▶ _SET EXERCISE_
Filter the entries and keep only the lines where the string "before" appears.

▶ _RECORDS SHOWN_
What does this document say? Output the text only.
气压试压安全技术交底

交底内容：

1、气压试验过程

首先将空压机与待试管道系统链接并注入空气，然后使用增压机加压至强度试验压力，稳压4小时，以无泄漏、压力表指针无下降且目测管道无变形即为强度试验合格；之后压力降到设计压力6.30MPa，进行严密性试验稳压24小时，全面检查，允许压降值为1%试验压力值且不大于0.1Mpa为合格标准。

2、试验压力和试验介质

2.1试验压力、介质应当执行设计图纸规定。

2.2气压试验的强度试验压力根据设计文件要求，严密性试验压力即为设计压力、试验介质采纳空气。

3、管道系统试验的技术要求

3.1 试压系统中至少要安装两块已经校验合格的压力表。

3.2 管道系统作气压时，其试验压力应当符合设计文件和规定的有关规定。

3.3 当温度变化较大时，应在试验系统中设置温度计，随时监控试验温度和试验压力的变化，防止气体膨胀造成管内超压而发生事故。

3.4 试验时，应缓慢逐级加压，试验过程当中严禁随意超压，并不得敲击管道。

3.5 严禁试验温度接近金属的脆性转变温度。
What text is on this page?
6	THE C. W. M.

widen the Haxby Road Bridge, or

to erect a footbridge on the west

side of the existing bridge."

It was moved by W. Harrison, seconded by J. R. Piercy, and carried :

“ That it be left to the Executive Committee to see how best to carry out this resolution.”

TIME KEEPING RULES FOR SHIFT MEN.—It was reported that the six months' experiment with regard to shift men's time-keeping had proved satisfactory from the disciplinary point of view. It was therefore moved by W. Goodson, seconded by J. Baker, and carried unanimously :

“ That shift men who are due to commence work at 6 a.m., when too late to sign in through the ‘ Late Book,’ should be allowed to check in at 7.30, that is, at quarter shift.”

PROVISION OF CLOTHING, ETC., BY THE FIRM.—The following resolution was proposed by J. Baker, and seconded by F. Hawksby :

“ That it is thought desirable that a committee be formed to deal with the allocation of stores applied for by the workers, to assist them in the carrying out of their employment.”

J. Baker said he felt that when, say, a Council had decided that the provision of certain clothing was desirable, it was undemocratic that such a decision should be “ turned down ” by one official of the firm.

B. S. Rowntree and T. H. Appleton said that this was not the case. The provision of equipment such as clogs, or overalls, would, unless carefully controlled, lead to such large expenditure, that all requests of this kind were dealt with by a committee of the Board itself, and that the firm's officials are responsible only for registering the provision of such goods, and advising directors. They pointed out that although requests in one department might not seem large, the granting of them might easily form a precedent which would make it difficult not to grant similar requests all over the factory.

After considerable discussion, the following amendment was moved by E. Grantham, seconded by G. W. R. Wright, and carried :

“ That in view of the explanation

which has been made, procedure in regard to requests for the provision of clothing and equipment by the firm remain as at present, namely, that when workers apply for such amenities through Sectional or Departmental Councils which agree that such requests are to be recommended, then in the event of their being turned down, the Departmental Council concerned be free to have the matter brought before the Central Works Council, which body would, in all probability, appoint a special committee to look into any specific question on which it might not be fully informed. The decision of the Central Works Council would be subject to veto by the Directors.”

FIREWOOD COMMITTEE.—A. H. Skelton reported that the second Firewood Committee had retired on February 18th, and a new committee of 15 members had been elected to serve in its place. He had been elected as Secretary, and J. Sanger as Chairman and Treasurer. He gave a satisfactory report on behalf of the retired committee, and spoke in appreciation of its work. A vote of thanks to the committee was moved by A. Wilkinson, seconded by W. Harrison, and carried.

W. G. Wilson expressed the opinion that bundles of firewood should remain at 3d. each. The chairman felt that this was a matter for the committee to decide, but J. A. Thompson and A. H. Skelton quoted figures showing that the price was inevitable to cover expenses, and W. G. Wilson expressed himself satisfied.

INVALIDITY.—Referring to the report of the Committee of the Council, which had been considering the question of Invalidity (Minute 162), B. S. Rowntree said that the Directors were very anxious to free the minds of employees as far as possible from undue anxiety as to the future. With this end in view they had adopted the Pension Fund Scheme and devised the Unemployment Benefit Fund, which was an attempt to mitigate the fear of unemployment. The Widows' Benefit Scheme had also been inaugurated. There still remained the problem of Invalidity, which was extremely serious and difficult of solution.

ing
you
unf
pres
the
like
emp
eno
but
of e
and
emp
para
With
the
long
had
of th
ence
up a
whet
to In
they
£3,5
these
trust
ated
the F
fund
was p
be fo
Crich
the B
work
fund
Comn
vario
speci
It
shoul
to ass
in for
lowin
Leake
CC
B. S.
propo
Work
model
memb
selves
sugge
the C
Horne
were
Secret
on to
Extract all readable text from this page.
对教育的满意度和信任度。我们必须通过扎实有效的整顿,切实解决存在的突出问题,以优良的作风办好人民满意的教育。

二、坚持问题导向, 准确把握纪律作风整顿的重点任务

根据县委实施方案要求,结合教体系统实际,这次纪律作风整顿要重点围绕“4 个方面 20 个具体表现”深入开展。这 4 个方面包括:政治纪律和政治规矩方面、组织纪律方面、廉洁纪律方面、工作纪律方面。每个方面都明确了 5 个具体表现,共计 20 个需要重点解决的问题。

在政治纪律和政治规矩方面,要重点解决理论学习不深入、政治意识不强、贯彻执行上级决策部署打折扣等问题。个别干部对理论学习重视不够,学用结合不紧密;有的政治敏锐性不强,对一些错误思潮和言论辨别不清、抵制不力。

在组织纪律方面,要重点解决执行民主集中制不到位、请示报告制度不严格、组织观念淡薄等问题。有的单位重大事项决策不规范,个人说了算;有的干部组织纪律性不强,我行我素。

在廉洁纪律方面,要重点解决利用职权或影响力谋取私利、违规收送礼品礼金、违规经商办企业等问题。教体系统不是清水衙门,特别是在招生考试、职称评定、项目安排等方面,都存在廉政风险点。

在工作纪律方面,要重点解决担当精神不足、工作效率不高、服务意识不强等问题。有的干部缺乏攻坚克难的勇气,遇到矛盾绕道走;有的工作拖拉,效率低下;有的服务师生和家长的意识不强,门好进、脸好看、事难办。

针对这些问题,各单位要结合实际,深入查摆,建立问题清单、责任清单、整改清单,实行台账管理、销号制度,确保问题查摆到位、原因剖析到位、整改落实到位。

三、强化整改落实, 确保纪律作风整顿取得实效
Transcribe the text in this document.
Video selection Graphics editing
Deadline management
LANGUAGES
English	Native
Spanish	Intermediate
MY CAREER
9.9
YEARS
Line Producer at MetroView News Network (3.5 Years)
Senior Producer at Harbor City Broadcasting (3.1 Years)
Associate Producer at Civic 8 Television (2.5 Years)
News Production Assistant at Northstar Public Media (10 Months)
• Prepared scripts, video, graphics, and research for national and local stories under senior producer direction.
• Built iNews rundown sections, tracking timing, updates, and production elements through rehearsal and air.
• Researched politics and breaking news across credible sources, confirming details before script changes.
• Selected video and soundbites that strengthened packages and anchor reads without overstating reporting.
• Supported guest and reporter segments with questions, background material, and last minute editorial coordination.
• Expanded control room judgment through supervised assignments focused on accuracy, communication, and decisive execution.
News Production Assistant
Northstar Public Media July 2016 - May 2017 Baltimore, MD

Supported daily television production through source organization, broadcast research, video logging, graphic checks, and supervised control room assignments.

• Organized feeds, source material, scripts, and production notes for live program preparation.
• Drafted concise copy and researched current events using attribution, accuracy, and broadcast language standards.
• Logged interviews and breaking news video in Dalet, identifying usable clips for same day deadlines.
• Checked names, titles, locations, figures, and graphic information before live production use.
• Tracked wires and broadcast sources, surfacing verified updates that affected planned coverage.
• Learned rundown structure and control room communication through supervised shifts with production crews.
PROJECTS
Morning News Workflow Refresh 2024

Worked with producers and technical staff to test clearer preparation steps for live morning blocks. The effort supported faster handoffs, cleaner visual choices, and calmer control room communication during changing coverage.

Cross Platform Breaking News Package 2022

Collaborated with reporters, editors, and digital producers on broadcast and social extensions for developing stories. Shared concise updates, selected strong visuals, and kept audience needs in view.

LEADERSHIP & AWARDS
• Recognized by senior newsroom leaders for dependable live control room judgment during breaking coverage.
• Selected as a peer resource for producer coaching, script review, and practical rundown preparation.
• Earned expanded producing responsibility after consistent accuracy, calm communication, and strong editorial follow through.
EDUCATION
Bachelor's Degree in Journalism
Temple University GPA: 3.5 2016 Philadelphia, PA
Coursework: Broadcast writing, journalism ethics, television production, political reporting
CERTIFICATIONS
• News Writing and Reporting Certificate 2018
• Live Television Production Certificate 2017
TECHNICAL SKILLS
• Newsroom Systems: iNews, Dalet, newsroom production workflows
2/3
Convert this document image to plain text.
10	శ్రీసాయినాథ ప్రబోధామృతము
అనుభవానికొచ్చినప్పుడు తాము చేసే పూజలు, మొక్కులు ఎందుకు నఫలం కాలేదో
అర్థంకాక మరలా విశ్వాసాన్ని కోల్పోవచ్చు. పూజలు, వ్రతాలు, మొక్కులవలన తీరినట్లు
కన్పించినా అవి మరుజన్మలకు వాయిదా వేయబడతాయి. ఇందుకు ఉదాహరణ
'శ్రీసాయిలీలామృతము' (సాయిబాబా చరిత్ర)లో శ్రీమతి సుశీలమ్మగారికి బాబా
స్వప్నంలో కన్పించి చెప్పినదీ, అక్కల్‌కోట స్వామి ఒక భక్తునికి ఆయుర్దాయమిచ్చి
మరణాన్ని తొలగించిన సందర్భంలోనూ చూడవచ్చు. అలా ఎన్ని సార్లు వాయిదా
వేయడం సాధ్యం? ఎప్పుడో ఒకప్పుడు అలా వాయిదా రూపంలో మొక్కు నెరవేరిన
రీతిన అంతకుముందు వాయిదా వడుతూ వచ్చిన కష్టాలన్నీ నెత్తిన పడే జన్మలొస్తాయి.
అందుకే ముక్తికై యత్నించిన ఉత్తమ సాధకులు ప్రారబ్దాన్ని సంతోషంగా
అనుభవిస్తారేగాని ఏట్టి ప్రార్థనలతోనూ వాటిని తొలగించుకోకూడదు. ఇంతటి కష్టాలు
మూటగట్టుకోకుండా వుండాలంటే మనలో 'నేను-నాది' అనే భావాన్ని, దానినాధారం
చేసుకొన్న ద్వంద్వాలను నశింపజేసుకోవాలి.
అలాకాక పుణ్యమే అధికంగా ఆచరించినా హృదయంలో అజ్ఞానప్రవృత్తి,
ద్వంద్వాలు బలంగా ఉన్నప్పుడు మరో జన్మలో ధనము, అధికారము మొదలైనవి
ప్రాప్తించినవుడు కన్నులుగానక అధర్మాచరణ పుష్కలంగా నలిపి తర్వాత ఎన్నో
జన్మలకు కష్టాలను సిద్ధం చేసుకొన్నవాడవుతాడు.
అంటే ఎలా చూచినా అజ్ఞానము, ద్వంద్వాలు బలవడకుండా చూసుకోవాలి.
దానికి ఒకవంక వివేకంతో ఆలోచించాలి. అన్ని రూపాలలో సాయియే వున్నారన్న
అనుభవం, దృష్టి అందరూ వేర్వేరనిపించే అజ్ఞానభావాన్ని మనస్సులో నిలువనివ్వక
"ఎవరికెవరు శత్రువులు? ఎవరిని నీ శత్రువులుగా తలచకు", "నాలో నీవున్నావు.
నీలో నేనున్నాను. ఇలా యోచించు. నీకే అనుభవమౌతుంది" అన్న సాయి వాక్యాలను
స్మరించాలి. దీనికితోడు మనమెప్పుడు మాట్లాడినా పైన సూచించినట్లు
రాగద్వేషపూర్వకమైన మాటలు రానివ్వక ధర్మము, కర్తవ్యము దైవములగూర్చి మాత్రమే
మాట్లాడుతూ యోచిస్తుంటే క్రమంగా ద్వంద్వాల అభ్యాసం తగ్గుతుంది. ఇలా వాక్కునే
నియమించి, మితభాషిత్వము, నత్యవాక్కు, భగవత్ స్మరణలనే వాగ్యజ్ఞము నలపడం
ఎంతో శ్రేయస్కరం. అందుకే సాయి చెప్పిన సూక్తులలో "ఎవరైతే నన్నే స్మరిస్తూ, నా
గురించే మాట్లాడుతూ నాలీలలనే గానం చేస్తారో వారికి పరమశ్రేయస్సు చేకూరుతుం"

▶ _THE SOLUTION_
which has been made, procedure in regard to requests for the provision of clothing and equipment by the firm remain as at present, namely, that when workers apply for such amenities through Sectional or Departmental Councils which agree that such requests are to be recommended, then in the event of their being turned down, the Departmental Council concerned be free to have the matter brought before the Central Works Council, which body would, in all probability, appoint a special committee to look into any specific question on which it might not be fully informed. The decision of the Central Works Council would be subject to veto by the Directors.”
• Researched politics and breaking news across credible sources, confirming details before script changes.
• Checked names, titles, locations, figures, and graphic information before live production use.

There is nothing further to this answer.